_Goal of the exercise:_
Put every line of the records below into a numbered list, omitting any blank lines.
- - -
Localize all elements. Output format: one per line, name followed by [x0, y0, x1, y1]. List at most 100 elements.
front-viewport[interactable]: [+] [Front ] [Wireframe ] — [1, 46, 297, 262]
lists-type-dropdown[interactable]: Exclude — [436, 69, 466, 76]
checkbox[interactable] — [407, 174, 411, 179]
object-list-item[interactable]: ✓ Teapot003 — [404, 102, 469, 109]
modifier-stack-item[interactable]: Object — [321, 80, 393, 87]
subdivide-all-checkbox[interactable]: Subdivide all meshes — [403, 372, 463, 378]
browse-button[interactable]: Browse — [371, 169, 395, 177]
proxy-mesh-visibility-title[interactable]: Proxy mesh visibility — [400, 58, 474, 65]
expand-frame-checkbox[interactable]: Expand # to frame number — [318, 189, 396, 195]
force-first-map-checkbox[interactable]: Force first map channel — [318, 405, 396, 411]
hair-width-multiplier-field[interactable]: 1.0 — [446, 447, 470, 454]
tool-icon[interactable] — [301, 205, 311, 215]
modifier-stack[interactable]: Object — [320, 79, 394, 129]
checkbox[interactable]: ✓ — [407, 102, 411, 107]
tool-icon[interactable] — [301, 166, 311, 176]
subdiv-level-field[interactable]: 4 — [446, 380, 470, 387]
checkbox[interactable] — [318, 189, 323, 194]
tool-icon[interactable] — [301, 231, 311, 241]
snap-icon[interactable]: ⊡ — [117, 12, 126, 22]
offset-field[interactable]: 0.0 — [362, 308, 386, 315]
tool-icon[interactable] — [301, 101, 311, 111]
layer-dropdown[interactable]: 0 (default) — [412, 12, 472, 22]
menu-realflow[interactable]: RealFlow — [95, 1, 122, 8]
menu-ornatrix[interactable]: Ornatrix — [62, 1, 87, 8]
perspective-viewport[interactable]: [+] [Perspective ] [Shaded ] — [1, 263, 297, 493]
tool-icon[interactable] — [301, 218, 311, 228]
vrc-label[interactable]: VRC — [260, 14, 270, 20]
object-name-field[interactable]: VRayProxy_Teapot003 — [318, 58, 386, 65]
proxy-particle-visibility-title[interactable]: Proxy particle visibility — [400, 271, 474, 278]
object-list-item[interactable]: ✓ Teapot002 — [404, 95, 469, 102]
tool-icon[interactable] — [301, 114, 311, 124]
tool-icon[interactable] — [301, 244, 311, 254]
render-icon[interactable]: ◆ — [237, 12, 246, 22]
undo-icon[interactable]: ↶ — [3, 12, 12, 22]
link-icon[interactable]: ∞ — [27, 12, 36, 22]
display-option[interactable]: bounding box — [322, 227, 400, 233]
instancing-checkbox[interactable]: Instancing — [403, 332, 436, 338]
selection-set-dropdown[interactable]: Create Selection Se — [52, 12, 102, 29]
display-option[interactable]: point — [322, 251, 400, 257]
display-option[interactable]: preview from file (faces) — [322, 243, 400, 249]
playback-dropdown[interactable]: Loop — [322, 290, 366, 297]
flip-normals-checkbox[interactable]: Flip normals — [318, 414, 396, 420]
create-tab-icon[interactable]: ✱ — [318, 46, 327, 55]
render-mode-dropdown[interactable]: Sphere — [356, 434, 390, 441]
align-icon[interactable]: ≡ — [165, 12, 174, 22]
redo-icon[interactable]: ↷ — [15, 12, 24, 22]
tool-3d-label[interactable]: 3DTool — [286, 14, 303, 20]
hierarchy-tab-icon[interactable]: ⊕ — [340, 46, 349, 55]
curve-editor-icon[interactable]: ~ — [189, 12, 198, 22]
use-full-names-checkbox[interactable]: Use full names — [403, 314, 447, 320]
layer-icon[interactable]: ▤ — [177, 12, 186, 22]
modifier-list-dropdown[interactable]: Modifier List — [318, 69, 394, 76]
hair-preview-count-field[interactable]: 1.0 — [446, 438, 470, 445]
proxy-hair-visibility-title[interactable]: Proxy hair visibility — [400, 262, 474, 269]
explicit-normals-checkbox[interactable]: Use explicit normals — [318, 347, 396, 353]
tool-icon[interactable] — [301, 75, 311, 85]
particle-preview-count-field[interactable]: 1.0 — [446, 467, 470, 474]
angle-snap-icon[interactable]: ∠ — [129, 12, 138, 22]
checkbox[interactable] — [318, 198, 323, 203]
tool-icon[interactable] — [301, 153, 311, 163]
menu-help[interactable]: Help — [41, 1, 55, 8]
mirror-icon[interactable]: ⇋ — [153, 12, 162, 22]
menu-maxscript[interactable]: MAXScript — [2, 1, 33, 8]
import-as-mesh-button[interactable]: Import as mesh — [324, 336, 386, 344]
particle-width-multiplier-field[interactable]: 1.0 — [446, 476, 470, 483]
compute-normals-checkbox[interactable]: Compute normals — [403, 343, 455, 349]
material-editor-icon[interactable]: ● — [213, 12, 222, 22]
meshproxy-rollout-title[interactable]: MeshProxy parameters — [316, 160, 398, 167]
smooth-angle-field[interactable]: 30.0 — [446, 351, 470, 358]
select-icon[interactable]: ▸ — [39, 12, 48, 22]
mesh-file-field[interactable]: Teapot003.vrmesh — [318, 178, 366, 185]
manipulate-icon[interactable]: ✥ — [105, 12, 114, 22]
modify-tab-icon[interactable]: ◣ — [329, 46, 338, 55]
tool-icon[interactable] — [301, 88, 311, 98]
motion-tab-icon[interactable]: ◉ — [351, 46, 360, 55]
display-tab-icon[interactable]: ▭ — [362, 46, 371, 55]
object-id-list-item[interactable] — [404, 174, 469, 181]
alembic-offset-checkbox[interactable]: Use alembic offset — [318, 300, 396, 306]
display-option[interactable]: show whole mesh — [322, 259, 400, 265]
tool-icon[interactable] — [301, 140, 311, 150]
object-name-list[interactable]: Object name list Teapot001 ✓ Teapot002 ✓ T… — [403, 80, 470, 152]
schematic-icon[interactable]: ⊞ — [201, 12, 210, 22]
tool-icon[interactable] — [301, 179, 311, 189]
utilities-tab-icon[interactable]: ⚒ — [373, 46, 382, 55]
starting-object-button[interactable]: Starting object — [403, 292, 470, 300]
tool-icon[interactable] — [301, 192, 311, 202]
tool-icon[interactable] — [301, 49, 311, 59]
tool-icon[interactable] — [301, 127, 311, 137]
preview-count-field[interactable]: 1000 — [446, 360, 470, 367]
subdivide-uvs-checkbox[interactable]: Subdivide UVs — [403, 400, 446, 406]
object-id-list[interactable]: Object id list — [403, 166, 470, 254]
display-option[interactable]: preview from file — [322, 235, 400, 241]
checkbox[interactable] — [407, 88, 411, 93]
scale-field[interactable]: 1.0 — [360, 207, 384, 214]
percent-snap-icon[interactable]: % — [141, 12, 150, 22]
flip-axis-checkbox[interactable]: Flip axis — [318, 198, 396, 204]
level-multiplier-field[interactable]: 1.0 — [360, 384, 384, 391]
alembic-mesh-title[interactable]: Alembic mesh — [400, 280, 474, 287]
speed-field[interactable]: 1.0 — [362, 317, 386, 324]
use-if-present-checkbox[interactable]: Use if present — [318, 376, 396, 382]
- - -
_Written solution:_
1. Localize all elements. Output format: one per line, name followed by [x0, y0, x1, y1]. List at most 100 elements.
2. front-viewport[interactable]: [+] [Front ] [Wireframe ] — [1, 46, 297, 262]
3. lists-type-dropdown[interactable]: Exclude — [436, 69, 466, 76]
4. checkbox[interactable] — [407, 174, 411, 179]
5. object-list-item[interactable]: ✓ Teapot003 — [404, 102, 469, 109]
6. modifier-stack-item[interactable]: Object — [321, 80, 393, 87]
7. subdivide-all-checkbox[interactable]: Subdivide all meshes — [403, 372, 463, 378]
8. browse-button[interactable]: Browse — [371, 169, 395, 177]
9. proxy-mesh-visibility-title[interactable]: Proxy mesh visibility — [400, 58, 474, 65]
10. expand-frame-checkbox[interactable]: Expand # to frame number — [318, 189, 396, 195]
11. force-first-map-checkbox[interactable]: Force first map channel — [318, 405, 396, 411]
12. hair-width-multiplier-field[interactable]: 1.0 — [446, 447, 470, 454]
13. tool-icon[interactable] — [301, 205, 311, 215]
14. modifier-stack[interactable]: Object — [320, 79, 394, 129]
15. checkbox[interactable]: ✓ — [407, 102, 411, 107]
16. tool-icon[interactable] — [301, 166, 311, 176]
17. subdiv-level-field[interactable]: 4 — [446, 380, 470, 387]
18. checkbox[interactable] — [318, 189, 323, 194]
19. tool-icon[interactable] — [301, 231, 311, 241]
20. snap-icon[interactable]: ⊡ — [117, 12, 126, 22]
21. offset-field[interactable]: 0.0 — [362, 308, 386, 315]
22. tool-icon[interactable] — [301, 101, 311, 111]
23. layer-dropdown[interactable]: 0 (default) — [412, 12, 472, 22]
24. menu-realflow[interactable]: RealFlow — [95, 1, 122, 8]
25. menu-ornatrix[interactable]: Ornatrix — [62, 1, 87, 8]
26. perspective-viewport[interactable]: [+] [Perspective ] [Shaded ] — [1, 263, 297, 493]
27. tool-icon[interactable] — [301, 218, 311, 228]
28. vrc-label[interactable]: VRC — [260, 14, 270, 20]
29. object-name-field[interactable]: VRayProxy_Teapot003 — [318, 58, 386, 65]
30. proxy-particle-visibility-title[interactable]: Proxy particle visibility — [400, 271, 474, 278]
31. object-list-item[interactable]: ✓ Teapot002 — [404, 95, 469, 102]
32. tool-icon[interactable] — [301, 114, 311, 124]
33. tool-icon[interactable] — [301, 244, 311, 254]
34. render-icon[interactable]: ◆ — [237, 12, 246, 22]
35. undo-icon[interactable]: ↶ — [3, 12, 12, 22]
36. link-icon[interactable]: ∞ — [27, 12, 36, 22]
37. display-option[interactable]: bounding box — [322, 227, 400, 233]
38. instancing-checkbox[interactable]: Instancing — [403, 332, 436, 338]
39. selection-set-dropdown[interactable]: Create Selection Se — [52, 12, 102, 29]
40. display-option[interactable]: point — [322, 251, 400, 257]
41. display-option[interactable]: preview from file (faces) — [322, 243, 400, 249]
42. playback-dropdown[interactable]: Loop — [322, 290, 366, 297]
43. flip-normals-checkbox[interactable]: Flip normals — [318, 414, 396, 420]
44. create-tab-icon[interactable]: ✱ — [318, 46, 327, 55]
45. render-mode-dropdown[interactable]: Sphere — [356, 434, 390, 441]
46. align-icon[interactable]: ≡ — [165, 12, 174, 22]
47. redo-icon[interactable]: ↷ — [15, 12, 24, 22]
48. tool-3d-label[interactable]: 3DTool — [286, 14, 303, 20]
49. hierarchy-tab-icon[interactable]: ⊕ — [340, 46, 349, 55]
50. curve-editor-icon[interactable]: ~ — [189, 12, 198, 22]
51. use-full-names-checkbox[interactable]: Use full names — [403, 314, 447, 320]
52. layer-icon[interactable]: ▤ — [177, 12, 186, 22]
53. modifier-list-dropdown[interactable]: Modifier List — [318, 69, 394, 76]
54. hair-preview-count-field[interactable]: 1.0 — [446, 438, 470, 445]
55. proxy-hair-visibility-title[interactable]: Proxy hair visibility — [400, 262, 474, 269]
56. explicit-normals-checkbox[interactable]: Use explicit normals — [318, 347, 396, 353]
57. tool-icon[interactable] — [301, 75, 311, 85]
58. particle-preview-count-field[interactable]: 1.0 — [446, 467, 470, 474]
59. angle-snap-icon[interactable]: ∠ — [129, 12, 138, 22]
60. checkbox[interactable] — [318, 198, 323, 203]
61. tool-icon[interactable] — [301, 153, 311, 163]
62. menu-help[interactable]: Help — [41, 1, 55, 8]
63. mirror-icon[interactable]: ⇋ — [153, 12, 162, 22]
64. menu-maxscript[interactable]: MAXScript — [2, 1, 33, 8]
65. import-as-mesh-button[interactable]: Import as mesh — [324, 336, 386, 344]
66. particle-width-multiplier-field[interactable]: 1.0 — [446, 476, 470, 483]
67. compute-normals-checkbox[interactable]: Compute normals — [403, 343, 455, 349]
68. material-editor-icon[interactable]: ● — [213, 12, 222, 22]
69. meshproxy-rollout-title[interactable]: MeshProxy parameters — [316, 160, 398, 167]
70. smooth-angle-field[interactable]: 30.0 — [446, 351, 470, 358]
71. select-icon[interactable]: ▸ — [39, 12, 48, 22]
72. mesh-file-field[interactable]: Teapot003.vrmesh — [318, 178, 366, 185]
73. manipulate-icon[interactable]: ✥ — [105, 12, 114, 22]
74. modify-tab-icon[interactable]: ◣ — [329, 46, 338, 55]
75. tool-icon[interactable] — [301, 88, 311, 98]
76. motion-tab-icon[interactable]: ◉ — [351, 46, 360, 55]
77. display-tab-icon[interactable]: ▭ — [362, 46, 371, 55]
78. object-id-list-item[interactable] — [404, 174, 469, 181]
79. alembic-offset-checkbox[interactable]: Use alembic offset — [318, 300, 396, 306]
80. display-option[interactable]: show whole mesh — [322, 259, 400, 265]
81. tool-icon[interactable] — [301, 140, 311, 150]
82. object-name-list[interactable]: Object name list Teapot001 ✓ Teapot002 ✓ T… — [403, 80, 470, 152]
83. schematic-icon[interactable]: ⊞ — [201, 12, 210, 22]
84. tool-icon[interactable] — [301, 179, 311, 189]
85. utilities-tab-icon[interactable]: ⚒ — [373, 46, 382, 55]
86. starting-object-button[interactable]: Starting object — [403, 292, 470, 300]
87. tool-icon[interactable] — [301, 192, 311, 202]
88. tool-icon[interactable] — [301, 49, 311, 59]
89. tool-icon[interactable] — [301, 127, 311, 137]
90. preview-count-field[interactable]: 1000 — [446, 360, 470, 367]
91. subdivide-uvs-checkbox[interactable]: Subdivide UVs — [403, 400, 446, 406]
92. object-id-list[interactable]: Object id list — [403, 166, 470, 254]
93. display-option[interactable]: preview from file — [322, 235, 400, 241]
94. checkbox[interactable] — [407, 88, 411, 93]
95. scale-field[interactable]: 1.0 — [360, 207, 384, 214]
96. percent-snap-icon[interactable]: % — [141, 12, 150, 22]
97. flip-axis-checkbox[interactable]: Flip axis — [318, 198, 396, 204]
98. level-multiplier-field[interactable]: 1.0 — [360, 384, 384, 391]
99. alembic-mesh-title[interactable]: Alembic mesh — [400, 280, 474, 287]
100. speed-field[interactable]: 1.0 — [362, 317, 386, 324]
101. use-if-present-checkbox[interactable]: Use if present — [318, 376, 396, 382]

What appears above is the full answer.